Extracted records:
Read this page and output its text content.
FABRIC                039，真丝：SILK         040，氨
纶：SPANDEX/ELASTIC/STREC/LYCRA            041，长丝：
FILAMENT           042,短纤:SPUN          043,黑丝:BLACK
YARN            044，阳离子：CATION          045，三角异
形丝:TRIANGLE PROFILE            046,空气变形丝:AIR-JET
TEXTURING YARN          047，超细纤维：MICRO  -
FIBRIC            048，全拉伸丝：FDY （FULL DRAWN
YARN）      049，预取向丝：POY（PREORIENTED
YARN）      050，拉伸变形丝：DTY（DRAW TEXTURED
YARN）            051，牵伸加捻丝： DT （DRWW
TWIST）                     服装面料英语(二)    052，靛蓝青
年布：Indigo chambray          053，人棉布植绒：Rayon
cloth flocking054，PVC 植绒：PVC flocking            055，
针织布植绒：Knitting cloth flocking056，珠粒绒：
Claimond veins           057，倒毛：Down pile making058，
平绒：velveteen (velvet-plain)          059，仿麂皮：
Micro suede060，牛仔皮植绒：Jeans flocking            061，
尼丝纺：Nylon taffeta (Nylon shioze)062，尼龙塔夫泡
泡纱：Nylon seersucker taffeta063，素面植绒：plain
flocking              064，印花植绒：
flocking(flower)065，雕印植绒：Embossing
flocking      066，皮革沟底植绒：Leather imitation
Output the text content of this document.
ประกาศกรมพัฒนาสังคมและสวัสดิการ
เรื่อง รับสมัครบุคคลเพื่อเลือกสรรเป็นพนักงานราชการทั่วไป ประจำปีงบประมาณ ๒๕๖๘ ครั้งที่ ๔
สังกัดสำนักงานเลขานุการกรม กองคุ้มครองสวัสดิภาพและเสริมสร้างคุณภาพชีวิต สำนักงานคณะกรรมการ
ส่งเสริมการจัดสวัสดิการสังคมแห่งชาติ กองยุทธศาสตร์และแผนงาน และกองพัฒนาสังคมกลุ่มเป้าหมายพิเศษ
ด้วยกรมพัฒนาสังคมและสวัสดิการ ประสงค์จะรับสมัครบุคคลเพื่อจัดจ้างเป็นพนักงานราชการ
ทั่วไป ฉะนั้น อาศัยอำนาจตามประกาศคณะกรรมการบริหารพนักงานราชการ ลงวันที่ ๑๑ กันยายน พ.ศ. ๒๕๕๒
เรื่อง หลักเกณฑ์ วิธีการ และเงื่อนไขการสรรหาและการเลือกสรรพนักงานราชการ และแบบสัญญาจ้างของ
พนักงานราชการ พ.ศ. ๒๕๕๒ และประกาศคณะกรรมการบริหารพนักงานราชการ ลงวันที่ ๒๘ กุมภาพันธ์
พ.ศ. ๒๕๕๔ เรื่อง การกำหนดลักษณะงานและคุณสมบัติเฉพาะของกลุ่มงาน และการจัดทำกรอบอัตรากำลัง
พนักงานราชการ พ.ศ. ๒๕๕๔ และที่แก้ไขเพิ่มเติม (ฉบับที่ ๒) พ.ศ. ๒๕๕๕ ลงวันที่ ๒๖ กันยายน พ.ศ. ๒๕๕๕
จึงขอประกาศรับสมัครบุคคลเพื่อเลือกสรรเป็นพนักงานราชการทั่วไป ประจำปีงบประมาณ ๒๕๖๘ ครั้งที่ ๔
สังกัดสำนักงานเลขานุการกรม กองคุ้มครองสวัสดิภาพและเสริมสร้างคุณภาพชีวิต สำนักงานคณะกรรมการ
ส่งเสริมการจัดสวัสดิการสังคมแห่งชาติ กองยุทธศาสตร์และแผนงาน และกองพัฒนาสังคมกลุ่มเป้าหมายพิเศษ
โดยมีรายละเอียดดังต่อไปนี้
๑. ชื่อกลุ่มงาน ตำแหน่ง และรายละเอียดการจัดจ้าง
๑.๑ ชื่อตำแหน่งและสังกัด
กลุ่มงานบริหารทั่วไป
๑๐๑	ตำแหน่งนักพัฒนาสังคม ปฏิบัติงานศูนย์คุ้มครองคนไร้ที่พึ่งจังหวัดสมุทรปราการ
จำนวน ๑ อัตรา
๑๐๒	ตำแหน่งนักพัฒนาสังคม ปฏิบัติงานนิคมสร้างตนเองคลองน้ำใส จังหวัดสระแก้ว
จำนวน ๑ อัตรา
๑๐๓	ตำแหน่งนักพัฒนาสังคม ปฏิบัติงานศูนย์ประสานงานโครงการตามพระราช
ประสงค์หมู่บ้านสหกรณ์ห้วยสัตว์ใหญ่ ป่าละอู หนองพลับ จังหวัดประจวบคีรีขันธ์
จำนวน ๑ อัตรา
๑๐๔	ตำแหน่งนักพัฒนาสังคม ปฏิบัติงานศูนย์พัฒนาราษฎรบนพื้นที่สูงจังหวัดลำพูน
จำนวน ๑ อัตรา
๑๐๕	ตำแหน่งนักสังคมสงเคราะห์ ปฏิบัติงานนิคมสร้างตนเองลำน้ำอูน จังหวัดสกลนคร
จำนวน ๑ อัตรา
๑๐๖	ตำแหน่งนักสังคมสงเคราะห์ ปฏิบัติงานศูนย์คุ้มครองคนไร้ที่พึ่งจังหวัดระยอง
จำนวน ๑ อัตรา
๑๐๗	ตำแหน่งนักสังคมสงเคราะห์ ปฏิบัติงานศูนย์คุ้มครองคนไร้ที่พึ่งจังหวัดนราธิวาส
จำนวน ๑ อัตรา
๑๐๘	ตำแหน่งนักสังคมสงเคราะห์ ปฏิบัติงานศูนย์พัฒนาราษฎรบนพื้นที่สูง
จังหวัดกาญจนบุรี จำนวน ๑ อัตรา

### What you are asked to do
Give back the lines above exactly, from the one with "Output the text content of this document." through the last line.

### Exercise answer
Output the text content of this document.
ประกาศกรมพัฒนาสังคมและสวัสดิการ
เรื่อง รับสมัครบุคคลเพื่อเลือกสรรเป็นพนักงานราชการทั่วไป ประจำปีงบประมาณ ๒๕๖๘ ครั้งที่ ๔
สังกัดสำนักงานเลขานุการกรม กองคุ้มครองสวัสดิภาพและเสริมสร้างคุณภาพชีวิต สำนักงานคณะกรรมการ
ส่งเสริมการจัดสวัสดิการสังคมแห่งชาติ กองยุทธศาสตร์และแผนงาน และกองพัฒนาสังคมกลุ่มเป้าหมายพิเศษ
ด้วยกรมพัฒนาสังคมและสวัสดิการ ประสงค์จะรับสมัครบุคคลเพื่อจัดจ้างเป็นพนักงานราชการ
ทั่วไป ฉะนั้น อาศัยอำนาจตามประกาศคณะกรรมการบริหารพนักงานราชการ ลงวันที่ ๑๑ กันยายน พ.ศ. ๒๕๕๒
เรื่อง หลักเกณฑ์ วิธีการ และเงื่อนไขการสรรหาและการเลือกสรรพนักงานราชการ และแบบสัญญาจ้างของ
พนักงานราชการ พ.ศ. ๒๕๕๒ และประกาศคณะกรรมการบริหารพนักงานราชการ ลงวันที่ ๒๘ กุมภาพันธ์
พ.ศ. ๒๕๕๔ เรื่อง การกำหนดลักษณะงานและคุณสมบัติเฉพาะของกลุ่มงาน และการจัดทำกรอบอัตรากำลัง
พนักงานราชการ พ.ศ. ๒๕๕๔ และที่แก้ไขเพิ่มเติม (ฉบับที่ ๒) พ.ศ. ๒๕๕๕ ลงวันที่ ๒๖ กันยายน พ.ศ. ๒๕๕๕
จึงขอประกาศรับสมัครบุคคลเพื่อเลือกสรรเป็นพนักงานราชการทั่วไป ประจำปีงบประมาณ ๒๕๖๘ ครั้งที่ ๔
สังกัดสำนักงานเลขานุการกรม กองคุ้มครองสวัสดิภาพและเสริมสร้างคุณภาพชีวิต สำนักงานคณะกรรมการ
ส่งเสริมการจัดสวัสดิการสังคมแห่งชาติ กองยุทธศาสตร์และแผนงาน และกองพัฒนาสังคมกลุ่มเป้าหมายพิเศษ
โดยมีรายละเอียดดังต่อไปนี้
๑. ชื่อกลุ่มงาน ตำแหน่ง และรายละเอียดการจัดจ้าง
๑.๑ ชื่อตำแหน่งและสังกัด
กลุ่มงานบริหารทั่วไป
๑๐๑	ตำแหน่งนักพัฒนาสังคม ปฏิบัติงานศูนย์คุ้มครองคนไร้ที่พึ่งจังหวัดสมุทรปราการ
จำนวน ๑ อัตรา
๑๐๒	ตำแหน่งนักพัฒนาสังคม ปฏิบัติงานนิคมสร้างตนเองคลองน้ำใส จังหวัดสระแก้ว
จำนวน ๑ อัตรา
๑๐๓	ตำแหน่งนักพัฒนาสังคม ปฏิบัติงานศูนย์ประสานงานโครงการตามพระราช
ประสงค์หมู่บ้านสหกรณ์ห้วยสัตว์ใหญ่ ป่าละอู หนองพลับ จังหวัดประจวบคีรีขันธ์
จำนวน ๑ อัตรา
๑๐๔	ตำแหน่งนักพัฒนาสังคม ปฏิบัติงานศูนย์พัฒนาราษฎรบนพื้นที่สูงจังหวัดลำพูน
จำนวน ๑ อัตรา
๑๐๕	ตำแหน่งนักสังคมสงเคราะห์ ปฏิบัติงานนิคมสร้างตนเองลำน้ำอูน จังหวัดสกลนคร
จำนวน ๑ อัตรา
๑๐๖	ตำแหน่งนักสังคมสงเคราะห์ ปฏิบัติงานศูนย์คุ้มครองคนไร้ที่พึ่งจังหวัดระยอง
จำนวน ๑ อัตรา
๑๐๗	ตำแหน่งนักสังคมสงเคราะห์ ปฏิบัติงานศูนย์คุ้มครองคนไร้ที่พึ่งจังหวัดนราธิวาส
จำนวน ๑ อัตรา
๑๐๘	ตำแหน่งนักสังคมสงเคราะห์ ปฏิบัติงานศูนย์พัฒนาราษฎรบนพื้นที่สูง
จังหวัดกาญจนบุรี จำนวน ๑ อัตรา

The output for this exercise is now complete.